== Job ==
Look at each line of the records and count those with "from" in them. Please answer with the count alone.

[Structured figure records]

━━━━━━━━━━━━━━━━

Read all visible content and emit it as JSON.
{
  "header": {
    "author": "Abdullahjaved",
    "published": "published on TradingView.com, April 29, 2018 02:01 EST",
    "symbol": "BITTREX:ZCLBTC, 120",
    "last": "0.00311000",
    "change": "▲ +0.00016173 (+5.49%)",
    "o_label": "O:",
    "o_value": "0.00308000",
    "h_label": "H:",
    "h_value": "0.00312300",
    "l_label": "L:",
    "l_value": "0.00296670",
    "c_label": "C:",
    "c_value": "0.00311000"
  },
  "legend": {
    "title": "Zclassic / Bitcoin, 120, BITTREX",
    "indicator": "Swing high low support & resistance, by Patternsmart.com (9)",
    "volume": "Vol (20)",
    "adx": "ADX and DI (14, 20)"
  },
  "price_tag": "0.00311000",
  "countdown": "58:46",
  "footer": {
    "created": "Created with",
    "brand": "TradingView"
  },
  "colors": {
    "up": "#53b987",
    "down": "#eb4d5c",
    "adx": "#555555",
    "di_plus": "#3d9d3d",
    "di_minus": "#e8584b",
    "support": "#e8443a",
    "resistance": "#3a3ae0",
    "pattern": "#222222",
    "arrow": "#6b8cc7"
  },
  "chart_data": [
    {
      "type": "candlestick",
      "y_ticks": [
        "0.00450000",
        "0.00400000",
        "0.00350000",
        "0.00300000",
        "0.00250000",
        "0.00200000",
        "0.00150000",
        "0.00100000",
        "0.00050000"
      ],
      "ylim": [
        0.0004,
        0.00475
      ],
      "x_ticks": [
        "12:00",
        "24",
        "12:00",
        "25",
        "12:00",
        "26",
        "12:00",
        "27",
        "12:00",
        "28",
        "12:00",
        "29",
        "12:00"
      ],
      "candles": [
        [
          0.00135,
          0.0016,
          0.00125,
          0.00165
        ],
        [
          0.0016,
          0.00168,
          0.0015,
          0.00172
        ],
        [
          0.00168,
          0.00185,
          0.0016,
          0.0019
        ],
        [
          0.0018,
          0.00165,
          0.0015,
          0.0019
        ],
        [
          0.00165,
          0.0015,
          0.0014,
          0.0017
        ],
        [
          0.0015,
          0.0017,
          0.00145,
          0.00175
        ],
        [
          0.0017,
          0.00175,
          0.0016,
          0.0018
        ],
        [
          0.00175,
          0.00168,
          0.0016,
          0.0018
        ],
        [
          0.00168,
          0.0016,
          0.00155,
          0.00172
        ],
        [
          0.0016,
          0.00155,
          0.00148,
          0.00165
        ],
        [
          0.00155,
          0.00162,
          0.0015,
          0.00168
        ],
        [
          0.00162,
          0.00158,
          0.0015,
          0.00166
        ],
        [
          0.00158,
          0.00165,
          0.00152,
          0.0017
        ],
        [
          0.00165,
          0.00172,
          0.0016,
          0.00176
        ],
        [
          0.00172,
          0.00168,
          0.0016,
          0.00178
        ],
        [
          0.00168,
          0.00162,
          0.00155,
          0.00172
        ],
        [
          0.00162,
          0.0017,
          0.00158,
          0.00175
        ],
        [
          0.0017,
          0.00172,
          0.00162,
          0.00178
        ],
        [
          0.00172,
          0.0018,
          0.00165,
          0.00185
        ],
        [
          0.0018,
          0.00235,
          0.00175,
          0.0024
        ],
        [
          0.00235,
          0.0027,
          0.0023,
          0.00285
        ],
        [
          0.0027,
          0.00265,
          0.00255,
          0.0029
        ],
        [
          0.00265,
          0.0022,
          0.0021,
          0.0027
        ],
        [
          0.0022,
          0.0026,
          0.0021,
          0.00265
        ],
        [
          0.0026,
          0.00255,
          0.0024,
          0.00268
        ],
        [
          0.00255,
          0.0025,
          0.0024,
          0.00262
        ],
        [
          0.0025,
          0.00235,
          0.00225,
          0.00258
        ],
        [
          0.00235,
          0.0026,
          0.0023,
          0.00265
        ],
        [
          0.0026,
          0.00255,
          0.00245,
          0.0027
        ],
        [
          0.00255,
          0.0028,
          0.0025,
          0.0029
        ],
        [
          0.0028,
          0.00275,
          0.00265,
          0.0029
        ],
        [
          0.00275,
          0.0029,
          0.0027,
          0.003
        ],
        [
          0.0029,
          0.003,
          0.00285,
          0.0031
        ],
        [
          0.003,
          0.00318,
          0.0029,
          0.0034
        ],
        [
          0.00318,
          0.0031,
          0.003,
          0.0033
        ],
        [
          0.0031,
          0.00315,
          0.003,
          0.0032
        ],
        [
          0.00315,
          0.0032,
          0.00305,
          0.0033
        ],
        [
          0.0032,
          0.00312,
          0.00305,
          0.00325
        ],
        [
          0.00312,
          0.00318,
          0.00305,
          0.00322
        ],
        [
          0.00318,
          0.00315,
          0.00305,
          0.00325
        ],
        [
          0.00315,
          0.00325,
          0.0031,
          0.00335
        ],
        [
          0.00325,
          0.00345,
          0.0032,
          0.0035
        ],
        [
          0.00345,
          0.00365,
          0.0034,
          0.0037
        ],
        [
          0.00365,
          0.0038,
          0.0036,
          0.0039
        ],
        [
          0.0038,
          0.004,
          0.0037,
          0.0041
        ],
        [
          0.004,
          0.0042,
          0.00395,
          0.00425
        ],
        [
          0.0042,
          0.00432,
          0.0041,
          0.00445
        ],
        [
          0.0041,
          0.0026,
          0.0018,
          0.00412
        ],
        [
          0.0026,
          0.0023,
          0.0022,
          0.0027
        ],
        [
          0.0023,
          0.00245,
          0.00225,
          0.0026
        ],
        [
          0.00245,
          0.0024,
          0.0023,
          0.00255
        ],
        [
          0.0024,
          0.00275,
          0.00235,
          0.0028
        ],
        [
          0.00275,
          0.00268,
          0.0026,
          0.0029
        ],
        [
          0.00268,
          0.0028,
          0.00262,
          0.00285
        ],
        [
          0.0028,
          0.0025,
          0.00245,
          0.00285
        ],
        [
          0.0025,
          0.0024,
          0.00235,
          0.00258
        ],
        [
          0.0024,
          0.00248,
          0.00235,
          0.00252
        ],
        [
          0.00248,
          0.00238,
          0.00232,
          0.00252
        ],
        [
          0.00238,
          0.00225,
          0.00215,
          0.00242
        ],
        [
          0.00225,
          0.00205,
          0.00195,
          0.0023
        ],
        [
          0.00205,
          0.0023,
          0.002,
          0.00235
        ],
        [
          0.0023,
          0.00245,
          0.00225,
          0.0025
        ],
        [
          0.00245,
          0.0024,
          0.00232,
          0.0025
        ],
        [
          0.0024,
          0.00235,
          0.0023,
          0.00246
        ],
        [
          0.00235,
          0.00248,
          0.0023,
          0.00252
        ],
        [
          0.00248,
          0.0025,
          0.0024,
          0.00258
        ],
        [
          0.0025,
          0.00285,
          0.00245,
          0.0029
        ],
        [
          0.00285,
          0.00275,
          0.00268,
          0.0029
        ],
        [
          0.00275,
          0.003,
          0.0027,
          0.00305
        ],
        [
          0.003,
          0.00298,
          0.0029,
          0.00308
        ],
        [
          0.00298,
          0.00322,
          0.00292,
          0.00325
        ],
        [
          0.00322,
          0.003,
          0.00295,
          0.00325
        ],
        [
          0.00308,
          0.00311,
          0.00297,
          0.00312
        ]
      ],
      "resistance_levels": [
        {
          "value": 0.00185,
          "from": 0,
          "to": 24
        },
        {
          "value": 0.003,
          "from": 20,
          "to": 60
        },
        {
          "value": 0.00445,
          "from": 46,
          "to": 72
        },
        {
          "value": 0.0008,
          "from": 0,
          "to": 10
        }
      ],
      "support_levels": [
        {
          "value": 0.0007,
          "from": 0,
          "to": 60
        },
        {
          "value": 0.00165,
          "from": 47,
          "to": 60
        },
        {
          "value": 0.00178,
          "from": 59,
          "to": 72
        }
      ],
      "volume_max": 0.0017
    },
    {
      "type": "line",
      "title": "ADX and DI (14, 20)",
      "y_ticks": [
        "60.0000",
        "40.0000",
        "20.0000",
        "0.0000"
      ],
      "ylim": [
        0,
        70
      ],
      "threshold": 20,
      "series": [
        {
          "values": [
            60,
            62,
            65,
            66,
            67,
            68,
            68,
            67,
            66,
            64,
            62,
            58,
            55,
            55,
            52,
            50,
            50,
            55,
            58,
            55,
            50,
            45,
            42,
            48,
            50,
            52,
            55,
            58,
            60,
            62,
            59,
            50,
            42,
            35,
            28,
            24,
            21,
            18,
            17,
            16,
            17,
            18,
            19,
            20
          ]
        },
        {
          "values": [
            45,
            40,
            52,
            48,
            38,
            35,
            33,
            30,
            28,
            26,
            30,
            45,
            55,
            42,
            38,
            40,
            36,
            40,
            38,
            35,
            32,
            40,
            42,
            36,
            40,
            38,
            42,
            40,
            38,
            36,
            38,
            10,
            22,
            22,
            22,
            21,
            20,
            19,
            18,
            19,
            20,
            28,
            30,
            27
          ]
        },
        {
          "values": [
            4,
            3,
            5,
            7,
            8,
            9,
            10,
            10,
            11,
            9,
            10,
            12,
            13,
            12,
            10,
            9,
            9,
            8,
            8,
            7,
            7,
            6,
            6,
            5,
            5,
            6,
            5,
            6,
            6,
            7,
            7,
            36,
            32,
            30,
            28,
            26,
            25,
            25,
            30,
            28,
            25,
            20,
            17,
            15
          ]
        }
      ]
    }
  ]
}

━━━━━━━━━━━━━━━━

== Full answer ==
7